* **Prompt**: Out of the lines below, please list those that hold the string "this".

* **Input rows**:
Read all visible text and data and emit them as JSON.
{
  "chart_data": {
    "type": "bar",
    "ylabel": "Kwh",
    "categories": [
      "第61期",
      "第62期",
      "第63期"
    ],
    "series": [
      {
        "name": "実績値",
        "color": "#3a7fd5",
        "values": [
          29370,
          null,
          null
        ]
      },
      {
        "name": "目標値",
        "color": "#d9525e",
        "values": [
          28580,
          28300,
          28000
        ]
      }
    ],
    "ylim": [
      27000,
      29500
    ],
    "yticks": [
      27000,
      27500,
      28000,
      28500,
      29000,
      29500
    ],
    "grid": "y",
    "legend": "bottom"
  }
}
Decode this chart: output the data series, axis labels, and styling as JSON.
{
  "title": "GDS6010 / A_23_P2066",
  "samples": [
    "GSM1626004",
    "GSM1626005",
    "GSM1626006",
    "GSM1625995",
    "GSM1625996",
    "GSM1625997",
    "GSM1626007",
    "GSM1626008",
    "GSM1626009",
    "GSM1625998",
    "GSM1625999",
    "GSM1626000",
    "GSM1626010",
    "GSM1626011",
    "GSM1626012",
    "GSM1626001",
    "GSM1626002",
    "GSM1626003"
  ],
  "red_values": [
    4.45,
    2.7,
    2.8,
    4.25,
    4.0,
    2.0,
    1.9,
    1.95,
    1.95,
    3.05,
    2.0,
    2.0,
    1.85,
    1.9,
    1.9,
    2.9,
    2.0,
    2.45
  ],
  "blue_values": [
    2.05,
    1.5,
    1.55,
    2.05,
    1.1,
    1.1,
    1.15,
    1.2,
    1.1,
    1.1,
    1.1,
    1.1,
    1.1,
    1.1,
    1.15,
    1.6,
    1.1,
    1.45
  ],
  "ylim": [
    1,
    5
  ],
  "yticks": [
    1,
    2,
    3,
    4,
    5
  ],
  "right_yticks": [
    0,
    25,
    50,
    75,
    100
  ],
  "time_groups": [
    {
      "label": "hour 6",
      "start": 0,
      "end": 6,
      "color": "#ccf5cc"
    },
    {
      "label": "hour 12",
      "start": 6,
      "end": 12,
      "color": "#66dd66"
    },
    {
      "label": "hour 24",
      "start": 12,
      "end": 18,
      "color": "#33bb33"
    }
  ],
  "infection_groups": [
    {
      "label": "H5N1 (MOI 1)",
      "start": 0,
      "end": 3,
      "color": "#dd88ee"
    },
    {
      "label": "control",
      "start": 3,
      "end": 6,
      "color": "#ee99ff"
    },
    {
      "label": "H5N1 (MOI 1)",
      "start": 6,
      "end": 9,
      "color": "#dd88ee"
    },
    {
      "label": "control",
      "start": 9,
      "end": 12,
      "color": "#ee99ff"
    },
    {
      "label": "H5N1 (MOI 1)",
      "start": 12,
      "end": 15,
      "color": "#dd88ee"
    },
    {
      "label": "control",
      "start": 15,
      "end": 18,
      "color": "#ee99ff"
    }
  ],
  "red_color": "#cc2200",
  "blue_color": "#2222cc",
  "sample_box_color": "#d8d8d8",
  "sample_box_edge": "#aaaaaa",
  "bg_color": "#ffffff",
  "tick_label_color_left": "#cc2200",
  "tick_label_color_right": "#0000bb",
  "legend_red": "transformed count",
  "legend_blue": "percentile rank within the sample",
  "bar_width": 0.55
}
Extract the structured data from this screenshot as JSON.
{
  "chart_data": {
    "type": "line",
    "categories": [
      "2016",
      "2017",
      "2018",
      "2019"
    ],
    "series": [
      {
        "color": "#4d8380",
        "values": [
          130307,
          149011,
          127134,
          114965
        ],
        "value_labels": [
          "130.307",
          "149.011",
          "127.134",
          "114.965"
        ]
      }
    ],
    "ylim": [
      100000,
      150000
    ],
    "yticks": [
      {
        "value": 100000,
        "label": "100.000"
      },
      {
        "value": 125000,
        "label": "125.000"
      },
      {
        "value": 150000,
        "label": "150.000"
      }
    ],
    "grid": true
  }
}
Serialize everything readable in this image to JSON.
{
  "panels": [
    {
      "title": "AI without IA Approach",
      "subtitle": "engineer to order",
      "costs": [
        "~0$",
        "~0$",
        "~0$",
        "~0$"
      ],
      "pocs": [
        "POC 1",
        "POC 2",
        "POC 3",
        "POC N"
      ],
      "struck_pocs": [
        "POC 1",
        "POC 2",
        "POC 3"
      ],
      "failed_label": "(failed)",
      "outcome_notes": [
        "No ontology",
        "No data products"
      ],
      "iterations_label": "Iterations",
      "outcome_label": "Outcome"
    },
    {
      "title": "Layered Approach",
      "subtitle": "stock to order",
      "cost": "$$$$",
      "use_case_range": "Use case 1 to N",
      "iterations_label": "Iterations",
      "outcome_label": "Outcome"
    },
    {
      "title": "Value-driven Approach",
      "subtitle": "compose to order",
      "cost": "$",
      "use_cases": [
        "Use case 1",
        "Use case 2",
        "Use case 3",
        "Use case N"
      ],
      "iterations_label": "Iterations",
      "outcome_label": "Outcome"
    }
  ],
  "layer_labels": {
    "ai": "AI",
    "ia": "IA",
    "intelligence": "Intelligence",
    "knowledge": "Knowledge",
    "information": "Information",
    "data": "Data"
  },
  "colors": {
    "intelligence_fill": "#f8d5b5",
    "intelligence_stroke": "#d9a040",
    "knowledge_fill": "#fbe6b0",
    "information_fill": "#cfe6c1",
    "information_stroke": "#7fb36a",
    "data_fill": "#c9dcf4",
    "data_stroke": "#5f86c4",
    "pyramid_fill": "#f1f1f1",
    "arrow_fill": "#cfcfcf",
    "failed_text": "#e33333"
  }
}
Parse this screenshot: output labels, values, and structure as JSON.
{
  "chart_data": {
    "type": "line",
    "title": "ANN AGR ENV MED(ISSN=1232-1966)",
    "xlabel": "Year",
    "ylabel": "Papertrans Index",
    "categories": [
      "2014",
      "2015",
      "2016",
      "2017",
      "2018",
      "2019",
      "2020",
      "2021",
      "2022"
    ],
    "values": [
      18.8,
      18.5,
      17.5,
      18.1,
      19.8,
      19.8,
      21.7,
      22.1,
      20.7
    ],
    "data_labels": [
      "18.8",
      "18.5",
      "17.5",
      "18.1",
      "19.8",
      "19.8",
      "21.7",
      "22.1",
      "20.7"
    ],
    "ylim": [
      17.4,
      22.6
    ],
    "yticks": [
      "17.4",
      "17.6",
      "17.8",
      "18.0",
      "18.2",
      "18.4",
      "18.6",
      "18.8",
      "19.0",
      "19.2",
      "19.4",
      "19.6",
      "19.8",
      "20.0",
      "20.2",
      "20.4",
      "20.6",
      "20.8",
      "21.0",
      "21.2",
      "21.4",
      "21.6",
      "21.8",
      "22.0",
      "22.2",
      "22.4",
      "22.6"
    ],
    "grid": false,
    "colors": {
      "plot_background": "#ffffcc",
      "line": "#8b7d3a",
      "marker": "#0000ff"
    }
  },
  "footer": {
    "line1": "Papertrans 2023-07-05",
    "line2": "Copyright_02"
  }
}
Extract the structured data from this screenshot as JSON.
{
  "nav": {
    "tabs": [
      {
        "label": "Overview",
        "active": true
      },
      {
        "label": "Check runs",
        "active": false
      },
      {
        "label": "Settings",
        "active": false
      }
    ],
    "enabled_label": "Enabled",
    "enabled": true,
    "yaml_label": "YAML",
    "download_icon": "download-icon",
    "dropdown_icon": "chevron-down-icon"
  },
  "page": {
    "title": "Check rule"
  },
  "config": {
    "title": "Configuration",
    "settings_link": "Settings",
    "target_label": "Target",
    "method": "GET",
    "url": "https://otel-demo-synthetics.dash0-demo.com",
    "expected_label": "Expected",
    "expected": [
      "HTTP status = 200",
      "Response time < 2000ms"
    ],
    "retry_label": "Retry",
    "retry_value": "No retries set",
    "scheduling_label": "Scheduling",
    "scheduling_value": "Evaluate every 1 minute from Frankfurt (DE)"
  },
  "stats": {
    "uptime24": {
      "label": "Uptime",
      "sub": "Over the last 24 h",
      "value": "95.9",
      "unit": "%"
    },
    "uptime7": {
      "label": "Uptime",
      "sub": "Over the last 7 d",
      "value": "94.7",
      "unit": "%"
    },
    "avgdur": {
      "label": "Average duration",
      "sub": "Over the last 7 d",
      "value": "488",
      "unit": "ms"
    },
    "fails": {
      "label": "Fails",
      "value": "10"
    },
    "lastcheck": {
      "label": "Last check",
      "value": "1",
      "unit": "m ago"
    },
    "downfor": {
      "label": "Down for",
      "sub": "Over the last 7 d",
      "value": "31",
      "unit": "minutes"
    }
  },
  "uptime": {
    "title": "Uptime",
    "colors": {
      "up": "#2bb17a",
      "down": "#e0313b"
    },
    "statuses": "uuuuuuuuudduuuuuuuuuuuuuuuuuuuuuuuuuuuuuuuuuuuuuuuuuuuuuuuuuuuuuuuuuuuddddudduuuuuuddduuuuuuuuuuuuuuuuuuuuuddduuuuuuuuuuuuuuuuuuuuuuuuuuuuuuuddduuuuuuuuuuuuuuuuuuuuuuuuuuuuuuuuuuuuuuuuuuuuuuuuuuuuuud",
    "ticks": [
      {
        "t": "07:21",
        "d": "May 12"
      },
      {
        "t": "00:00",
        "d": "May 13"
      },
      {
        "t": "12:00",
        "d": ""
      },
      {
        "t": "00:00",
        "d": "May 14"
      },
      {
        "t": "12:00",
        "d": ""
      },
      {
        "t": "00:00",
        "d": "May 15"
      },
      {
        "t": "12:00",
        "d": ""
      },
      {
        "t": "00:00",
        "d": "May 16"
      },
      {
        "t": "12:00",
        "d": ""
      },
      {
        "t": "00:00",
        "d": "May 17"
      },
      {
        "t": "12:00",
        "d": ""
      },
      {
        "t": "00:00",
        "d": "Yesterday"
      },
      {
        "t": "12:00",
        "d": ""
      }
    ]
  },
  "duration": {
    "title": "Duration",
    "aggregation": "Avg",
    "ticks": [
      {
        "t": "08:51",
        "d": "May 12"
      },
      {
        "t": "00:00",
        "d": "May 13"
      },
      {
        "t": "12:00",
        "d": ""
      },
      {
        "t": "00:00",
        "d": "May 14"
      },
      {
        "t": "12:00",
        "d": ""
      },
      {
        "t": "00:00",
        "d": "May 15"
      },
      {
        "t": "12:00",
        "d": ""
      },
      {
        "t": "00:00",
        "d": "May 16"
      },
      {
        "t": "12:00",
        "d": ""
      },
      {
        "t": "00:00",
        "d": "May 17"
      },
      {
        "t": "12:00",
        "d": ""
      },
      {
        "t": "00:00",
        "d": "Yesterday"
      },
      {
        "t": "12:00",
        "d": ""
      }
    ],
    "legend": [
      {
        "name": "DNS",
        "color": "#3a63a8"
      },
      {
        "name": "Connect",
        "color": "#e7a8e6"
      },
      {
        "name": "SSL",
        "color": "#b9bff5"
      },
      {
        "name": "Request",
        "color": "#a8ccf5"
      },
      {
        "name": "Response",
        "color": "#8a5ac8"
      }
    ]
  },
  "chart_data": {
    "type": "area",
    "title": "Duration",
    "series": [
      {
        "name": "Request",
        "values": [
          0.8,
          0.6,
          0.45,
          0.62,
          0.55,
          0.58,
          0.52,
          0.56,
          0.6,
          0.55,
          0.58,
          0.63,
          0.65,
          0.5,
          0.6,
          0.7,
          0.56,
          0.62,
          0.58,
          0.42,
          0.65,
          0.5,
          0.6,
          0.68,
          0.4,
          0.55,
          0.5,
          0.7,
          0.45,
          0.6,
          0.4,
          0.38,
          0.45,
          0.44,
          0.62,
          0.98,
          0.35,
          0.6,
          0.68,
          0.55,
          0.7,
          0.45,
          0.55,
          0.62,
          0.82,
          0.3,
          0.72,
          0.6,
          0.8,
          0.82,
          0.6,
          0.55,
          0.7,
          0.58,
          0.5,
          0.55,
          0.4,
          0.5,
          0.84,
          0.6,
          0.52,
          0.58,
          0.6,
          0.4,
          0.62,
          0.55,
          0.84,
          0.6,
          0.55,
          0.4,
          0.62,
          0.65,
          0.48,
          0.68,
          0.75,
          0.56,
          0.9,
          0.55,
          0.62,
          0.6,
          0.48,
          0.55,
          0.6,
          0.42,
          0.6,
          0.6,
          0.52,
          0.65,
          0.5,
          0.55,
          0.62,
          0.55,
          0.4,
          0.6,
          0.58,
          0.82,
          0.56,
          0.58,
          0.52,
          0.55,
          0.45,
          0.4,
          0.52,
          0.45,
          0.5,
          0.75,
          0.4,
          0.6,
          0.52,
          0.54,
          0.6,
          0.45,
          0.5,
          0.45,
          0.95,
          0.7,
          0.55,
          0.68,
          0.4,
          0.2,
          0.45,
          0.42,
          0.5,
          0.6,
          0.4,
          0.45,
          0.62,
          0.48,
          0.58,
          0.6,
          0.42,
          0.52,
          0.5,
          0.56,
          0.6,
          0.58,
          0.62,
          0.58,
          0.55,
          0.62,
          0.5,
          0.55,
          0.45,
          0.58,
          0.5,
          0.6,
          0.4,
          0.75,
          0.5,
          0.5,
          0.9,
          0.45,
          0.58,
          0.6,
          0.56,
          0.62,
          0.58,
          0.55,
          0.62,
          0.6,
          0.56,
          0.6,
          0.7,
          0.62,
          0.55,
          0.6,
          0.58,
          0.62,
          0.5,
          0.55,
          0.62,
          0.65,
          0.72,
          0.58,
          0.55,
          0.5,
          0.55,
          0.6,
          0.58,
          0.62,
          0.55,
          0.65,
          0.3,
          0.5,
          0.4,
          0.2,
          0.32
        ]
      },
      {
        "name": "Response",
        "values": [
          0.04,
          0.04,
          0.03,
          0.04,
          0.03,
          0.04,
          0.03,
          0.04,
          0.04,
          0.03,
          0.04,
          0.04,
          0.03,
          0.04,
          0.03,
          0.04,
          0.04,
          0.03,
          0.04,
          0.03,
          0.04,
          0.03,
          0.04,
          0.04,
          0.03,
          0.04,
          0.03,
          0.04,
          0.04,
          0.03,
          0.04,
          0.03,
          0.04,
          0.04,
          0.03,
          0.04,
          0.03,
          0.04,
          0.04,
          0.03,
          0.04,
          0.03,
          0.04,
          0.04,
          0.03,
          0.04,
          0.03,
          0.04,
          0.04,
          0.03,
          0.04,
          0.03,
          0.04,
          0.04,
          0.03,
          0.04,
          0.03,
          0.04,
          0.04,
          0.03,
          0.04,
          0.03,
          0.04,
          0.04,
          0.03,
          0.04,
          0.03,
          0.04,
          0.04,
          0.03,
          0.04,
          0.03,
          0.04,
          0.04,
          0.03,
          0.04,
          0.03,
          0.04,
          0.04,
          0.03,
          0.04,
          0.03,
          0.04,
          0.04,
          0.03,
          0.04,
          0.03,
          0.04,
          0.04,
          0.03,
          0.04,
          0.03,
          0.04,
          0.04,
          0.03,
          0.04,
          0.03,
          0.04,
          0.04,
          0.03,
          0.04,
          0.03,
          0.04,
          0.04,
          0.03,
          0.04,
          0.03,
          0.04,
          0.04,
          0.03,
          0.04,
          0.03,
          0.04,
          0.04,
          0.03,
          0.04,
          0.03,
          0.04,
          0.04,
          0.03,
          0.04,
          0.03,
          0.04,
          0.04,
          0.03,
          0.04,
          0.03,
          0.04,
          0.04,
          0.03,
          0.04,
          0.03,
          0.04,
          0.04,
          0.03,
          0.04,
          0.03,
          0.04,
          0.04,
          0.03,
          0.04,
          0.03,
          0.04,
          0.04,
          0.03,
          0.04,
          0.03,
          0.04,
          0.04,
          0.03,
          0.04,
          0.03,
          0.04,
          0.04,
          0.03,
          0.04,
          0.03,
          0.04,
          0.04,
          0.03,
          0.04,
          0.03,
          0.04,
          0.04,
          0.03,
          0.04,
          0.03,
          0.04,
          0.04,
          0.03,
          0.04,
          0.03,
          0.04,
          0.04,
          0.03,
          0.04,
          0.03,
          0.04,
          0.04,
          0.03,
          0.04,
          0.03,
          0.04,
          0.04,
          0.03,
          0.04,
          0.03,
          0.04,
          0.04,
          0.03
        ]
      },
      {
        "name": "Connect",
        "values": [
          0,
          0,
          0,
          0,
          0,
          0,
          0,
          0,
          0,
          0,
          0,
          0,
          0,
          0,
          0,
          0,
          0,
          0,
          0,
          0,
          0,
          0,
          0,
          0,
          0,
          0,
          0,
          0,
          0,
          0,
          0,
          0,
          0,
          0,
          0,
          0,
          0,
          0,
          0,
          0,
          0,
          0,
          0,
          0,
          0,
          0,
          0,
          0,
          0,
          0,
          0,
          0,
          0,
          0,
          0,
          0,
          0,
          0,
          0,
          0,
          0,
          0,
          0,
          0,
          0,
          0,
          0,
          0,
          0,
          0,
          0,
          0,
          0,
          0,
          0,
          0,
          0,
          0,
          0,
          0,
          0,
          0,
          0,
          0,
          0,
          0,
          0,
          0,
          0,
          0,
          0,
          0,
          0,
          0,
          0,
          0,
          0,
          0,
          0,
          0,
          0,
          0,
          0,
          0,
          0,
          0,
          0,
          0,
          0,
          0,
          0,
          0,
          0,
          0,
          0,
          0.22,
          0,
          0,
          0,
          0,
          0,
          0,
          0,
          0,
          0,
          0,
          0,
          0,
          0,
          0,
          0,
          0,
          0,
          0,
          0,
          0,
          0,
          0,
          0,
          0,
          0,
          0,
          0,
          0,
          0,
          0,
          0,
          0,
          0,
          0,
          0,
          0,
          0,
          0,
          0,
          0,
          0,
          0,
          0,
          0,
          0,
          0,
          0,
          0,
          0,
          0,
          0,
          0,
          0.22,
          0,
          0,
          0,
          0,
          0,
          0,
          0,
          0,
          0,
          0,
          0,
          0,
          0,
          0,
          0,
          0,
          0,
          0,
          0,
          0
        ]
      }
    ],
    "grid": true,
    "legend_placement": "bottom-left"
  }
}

* **Reply**:
Decode this chart: output the data series, axis labels, and styling as JSON.
Extract the structured data from this screenshot as JSON.
Serialize everything readable in this image to JSON.
Parse this screenshot: output labels, values, and structure as JSON.
Extract the structured data from this screenshot as JSON.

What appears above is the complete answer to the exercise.